-- START OF THE DATA --
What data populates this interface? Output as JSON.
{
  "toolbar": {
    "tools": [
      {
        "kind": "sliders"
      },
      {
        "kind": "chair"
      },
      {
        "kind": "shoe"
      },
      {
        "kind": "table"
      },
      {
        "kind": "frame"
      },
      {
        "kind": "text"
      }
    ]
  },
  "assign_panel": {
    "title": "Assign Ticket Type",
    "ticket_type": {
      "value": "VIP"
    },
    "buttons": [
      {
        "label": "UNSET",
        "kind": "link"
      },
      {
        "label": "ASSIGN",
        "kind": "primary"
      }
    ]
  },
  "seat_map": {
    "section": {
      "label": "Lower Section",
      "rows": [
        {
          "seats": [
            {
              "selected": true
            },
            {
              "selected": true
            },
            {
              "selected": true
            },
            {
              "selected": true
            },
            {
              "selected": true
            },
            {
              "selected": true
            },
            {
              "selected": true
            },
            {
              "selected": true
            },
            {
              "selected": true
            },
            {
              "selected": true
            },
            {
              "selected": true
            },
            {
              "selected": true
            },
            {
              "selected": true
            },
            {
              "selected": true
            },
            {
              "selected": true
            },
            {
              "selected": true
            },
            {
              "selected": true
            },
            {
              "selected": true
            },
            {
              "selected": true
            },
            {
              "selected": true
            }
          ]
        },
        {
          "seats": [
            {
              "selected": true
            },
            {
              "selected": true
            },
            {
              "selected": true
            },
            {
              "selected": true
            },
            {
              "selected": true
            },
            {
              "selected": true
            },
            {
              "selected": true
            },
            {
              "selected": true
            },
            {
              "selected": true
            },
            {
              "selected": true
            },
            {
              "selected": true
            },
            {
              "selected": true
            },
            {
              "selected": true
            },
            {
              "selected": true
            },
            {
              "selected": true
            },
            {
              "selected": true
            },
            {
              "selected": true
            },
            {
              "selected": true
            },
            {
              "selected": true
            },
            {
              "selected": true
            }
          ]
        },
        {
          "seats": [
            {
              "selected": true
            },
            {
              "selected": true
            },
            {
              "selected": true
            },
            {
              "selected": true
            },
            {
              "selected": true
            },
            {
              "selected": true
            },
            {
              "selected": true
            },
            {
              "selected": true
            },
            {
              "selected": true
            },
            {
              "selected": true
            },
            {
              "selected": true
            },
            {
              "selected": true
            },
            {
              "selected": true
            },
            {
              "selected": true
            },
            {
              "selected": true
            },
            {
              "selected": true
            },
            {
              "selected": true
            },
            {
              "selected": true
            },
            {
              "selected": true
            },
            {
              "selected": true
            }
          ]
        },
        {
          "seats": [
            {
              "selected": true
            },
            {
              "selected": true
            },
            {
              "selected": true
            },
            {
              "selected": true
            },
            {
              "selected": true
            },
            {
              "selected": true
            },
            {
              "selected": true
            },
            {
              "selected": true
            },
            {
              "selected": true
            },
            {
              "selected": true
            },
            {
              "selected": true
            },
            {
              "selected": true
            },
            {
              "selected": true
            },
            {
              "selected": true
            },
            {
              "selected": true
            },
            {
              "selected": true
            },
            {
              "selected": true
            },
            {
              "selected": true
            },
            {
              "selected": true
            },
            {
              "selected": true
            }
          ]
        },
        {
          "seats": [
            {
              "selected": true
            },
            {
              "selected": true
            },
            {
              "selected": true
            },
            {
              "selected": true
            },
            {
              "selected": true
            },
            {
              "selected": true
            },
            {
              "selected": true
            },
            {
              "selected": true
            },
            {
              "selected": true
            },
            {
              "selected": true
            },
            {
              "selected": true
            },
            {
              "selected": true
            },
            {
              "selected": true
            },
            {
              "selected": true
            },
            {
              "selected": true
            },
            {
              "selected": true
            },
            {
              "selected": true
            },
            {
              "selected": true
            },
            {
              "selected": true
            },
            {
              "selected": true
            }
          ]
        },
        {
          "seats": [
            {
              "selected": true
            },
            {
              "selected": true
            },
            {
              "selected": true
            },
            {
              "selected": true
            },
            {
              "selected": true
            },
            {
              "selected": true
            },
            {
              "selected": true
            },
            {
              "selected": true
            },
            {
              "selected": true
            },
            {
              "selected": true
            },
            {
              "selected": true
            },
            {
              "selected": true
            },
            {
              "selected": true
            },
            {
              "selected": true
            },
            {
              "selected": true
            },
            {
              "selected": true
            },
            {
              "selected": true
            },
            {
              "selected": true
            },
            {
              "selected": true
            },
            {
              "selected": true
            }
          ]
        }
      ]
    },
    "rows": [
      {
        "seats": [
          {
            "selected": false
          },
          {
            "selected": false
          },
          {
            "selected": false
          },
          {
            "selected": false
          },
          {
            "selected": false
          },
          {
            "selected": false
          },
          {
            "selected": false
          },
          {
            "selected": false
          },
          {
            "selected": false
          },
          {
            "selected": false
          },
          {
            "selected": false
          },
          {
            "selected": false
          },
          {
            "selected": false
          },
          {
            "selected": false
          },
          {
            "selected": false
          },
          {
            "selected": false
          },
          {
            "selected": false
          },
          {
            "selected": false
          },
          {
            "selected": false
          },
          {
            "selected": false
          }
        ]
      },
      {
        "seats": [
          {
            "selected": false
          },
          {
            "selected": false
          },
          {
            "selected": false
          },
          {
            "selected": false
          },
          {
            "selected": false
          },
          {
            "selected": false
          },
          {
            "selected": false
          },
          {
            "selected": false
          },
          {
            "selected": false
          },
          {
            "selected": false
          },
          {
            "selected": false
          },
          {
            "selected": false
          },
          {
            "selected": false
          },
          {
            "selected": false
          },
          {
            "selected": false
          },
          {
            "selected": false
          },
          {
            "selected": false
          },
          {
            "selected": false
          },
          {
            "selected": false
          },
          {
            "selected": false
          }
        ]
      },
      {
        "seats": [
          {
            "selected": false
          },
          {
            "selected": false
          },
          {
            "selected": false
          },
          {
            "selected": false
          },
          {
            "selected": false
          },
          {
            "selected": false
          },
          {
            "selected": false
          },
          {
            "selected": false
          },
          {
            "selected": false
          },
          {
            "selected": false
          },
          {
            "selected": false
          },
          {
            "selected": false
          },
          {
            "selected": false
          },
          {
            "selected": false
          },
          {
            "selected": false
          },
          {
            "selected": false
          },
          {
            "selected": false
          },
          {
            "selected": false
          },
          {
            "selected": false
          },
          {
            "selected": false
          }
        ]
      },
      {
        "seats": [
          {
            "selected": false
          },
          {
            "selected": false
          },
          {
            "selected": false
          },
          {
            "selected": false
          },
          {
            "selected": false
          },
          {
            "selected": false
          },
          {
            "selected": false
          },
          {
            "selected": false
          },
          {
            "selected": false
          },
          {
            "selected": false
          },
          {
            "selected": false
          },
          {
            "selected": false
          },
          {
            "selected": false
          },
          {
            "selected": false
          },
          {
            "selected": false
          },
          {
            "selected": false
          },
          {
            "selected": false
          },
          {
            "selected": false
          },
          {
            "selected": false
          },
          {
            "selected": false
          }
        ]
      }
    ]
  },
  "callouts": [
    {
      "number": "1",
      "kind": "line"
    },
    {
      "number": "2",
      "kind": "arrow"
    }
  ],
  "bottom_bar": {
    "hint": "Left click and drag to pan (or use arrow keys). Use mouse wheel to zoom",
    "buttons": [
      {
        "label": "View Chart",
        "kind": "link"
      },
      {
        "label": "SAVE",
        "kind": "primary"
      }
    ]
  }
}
-- END OF THE DATA --
**SHORT EXERCISE**
Give back the whole listing, word for word.

**EXERCISE RESPONSE**
What data populates this interface? Output as JSON.
{
  "toolbar": {
    "tools": [
      {
        "kind": "sliders"
      },
      {
        "kind": "chair"
      },
      {
        "kind": "shoe"
      },
      {
        "kind": "table"
      },
      {
        "kind": "frame"
      },
      {
        "kind": "text"
      }
    ]
  },
  "assign_panel": {
    "title": "Assign Ticket Type",
    "ticket_type": {
      "value": "VIP"
    },
    "buttons": [
      {
        "label": "UNSET",
        "kind": "link"
      },
      {
        "label": "ASSIGN",
        "kind": "primary"
      }
    ]
  },
  "seat_map": {
    "section": {
      "label": "Lower Section",
      "rows": [
        {
          "seats": [
            {
              "selected": true
            },
            {
              "selected": true
            },
            {
              "selected": true
            },
            {
              "selected": true
            },
            {
              "selected": true
            },
            {
              "selected": true
            },
            {
              "selected": true
            },
            {
              "selected": true
            },
            {
              "selected": true
            },
            {
              "selected": true
            },
            {
              "selected": true
            },
            {
              "selected": true
            },
            {
              "selected": true
            },
            {
              "selected": true
            },
            {
              "selected": true
            },
            {
              "selected": true
            },
            {
              "selected": true
            },
            {
              "selected": true
            },
            {
              "selected": true
            },
            {
              "selected": true
            }
          ]
        },
        {
          "seats": [
            {
              "selected": true
            },
            {
              "selected": true
            },
            {
              "selected": true
            },
            {
              "selected": true
            },
            {
              "selected": true
            },
            {
              "selected": true
            },
            {
              "selected": true
            },
            {
              "selected": true
            },
            {
              "selected": true
            },
            {
              "selected": true
            },
            {
              "selected": true
            },
            {
              "selected": true
            },
            {
              "selected": true
            },
            {
              "selected": true
            },
            {
              "selected": true
            },
            {
              "selected": true
            },
            {
              "selected": true
            },
            {
              "selected": true
            },
            {
              "selected": true
            },
            {
              "selected": true
            }
          ]
        },
        {
          "seats": [
            {
              "selected": true
            },
            {
              "selected": true
            },
            {
              "selected": true
            },
            {
              "selected": true
            },
            {
              "selected": true
            },
            {
              "selected": true
            },
            {
              "selected": true
            },
            {
              "selected": true
            },
            {
              "selected": true
            },
            {
              "selected": true
            },
            {
              "selected": true
            },
            {
              "selected": true
            },
            {
              "selected": true
            },
            {
              "selected": true
            },
            {
              "selected": true
            },
            {
              "selected": true
            },
            {
              "selected": true
            },
            {
              "selected": true
            },
            {
              "selected": true
            },
            {
              "selected": true
            }
          ]
        },
        {
          "seats": [
            {
              "selected": true
            },
            {
              "selected": true
            },
            {
              "selected": true
            },
            {
              "selected": true
            },
            {
              "selected": true
            },
            {
              "selected": true
            },
            {
              "selected": true
            },
            {
              "selected": true
            },
            {
              "selected": true
            },
            {
              "selected": true
            },
            {
              "selected": true
            },
            {
              "selected": true
            },
            {
              "selected": true
            },
            {
              "selected": true
            },
            {
              "selected": true
            },
            {
              "selected": true
            },
            {
              "selected": true
            },
            {
              "selected": true
            },
            {
              "selected": true
            },
            {
              "selected": true
            }
          ]
        },
        {
          "seats": [
            {
              "selected": true
            },
            {
              "selected": true
            },
            {
              "selected": true
            },
            {
              "selected": true
            },
            {
              "selected": true
            },
            {
              "selected": true
            },
            {
              "selected": true
            },
            {
              "selected": true
            },
            {
              "selected": true
            },
            {
              "selected": true
            },
            {
              "selected": true
            },
            {
              "selected": true
            },
            {
              "selected": true
            },
            {
              "selected": true
            },
            {
              "selected": true
            },
            {
              "selected": true
            },
            {
              "selected": true
            },
            {
              "selected": true
            },
            {
              "selected": true
            },
            {
              "selected": true
            }
          ]
        },
        {
          "seats": [
            {
              "selected": true
            },
            {
              "selected": true
            },
            {
              "selected": true
            },
            {
              "selected": true
            },
            {
              "selected": true
            },
            {
              "selected": true
            },
            {
              "selected": true
            },
            {
              "selected": true
            },
            {
              "selected": true
            },
            {
              "selected": true
            },
            {
              "selected": true
            },
            {
              "selected": true
            },
            {
              "selected": true
            },
            {
              "selected": true
            },
            {
              "selected": true
            },
            {
              "selected": true
            },
            {
              "selected": true
            },
            {
              "selected": true
            },
            {
              "selected": true
            },
            {
              "selected": true
            }
          ]
        }
      ]
    },
    "rows": [
      {
        "seats": [
          {
            "selected": false
          },
          {
            "selected": false
          },
          {
            "selected": false
          },
          {
            "selected": false
          },
          {
            "selected": false
          },
          {
            "selected": false
          },
          {
            "selected": false
          },
          {
            "selected": false
          },
          {
            "selected": false
          },
          {
            "selected": false
          },
          {
            "selected": false
          },
          {
            "selected": false
          },
          {
            "selected": false
          },
          {
            "selected": false
          },
          {
            "selected": false
          },
          {
            "selected": false
          },
          {
            "selected": false
          },
          {
            "selected": false
          },
          {
            "selected": false
          },
          {
            "selected": false
          }
        ]
      },
      {
        "seats": [
          {
            "selected": false
          },
          {
            "selected": false
          },
          {
            "selected": false
          },
          {
            "selected": false
          },
          {
            "selected": false
          },
          {
            "selected": false
          },
          {
            "selected": false
          },
          {
            "selected": false
          },
          {
            "selected": false
          },
          {
            "selected": false
          },
          {
            "selected": false
          },
          {
            "selected": false
          },
          {
            "selected": false
          },
          {
            "selected": false
          },
          {
            "selected": false
          },
          {
            "selected": false
          },
          {
            "selected": false
          },
          {
            "selected": false
          },
          {
            "selected": false
          },
          {
            "selected": false
          }
        ]
      },
      {
        "seats": [
          {
            "selected": false
          },
          {
            "selected": false
          },
          {
            "selected": false
          },
          {
            "selected": false
          },
          {
            "selected": false
          },
          {
            "selected": false
          },
          {
            "selected": false
          },
          {
            "selected": false
          },
          {
            "selected": false
          },
          {
            "selected": false
          },
          {
            "selected": false
          },
          {
            "selected": false
          },
          {
            "selected": false
          },
          {
            "selected": false
          },
          {
            "selected": false
          },
          {
            "selected": false
          },
          {
            "selected": false
          },
          {
            "selected": false
          },
          {
            "selected": false
          },
          {
            "selected": false
          }
        ]
      },
      {
        "seats": [
          {
            "selected": false
          },
          {
            "selected": false
          },
          {
            "selected": false
          },
          {
            "selected": false
          },
          {
            "selected": false
          },
          {
            "selected": false
          },
          {
            "selected": false
          },
          {
            "selected": false
          },
          {
            "selected": false
          },
          {
            "selected": false
          },
          {
            "selected": false
          },
          {
            "selected": false
          },
          {
            "selected": false
          },
          {
            "selected": false
          },
          {
            "selected": false
          },
          {
            "selected": false
          },
          {
            "selected": false
          },
          {
            "selected": false
          },
          {
            "selected": false
          },
          {
            "selected": false
          }
        ]
      }
    ]
  },
  "callouts": [
    {
      "number": "1",
      "kind": "line"
    },
    {
      "number": "2",
      "kind": "arrow"
    }
  ],
  "bottom_bar": {
    "hint": "Left click and drag to pan (or use arrow keys). Use mouse wheel to zoom",
    "buttons": [
      {
        "label": "View Chart",
        "kind": "link"
      },
      {
        "label": "SAVE",
        "kind": "primary"
      }
    ]
  }
}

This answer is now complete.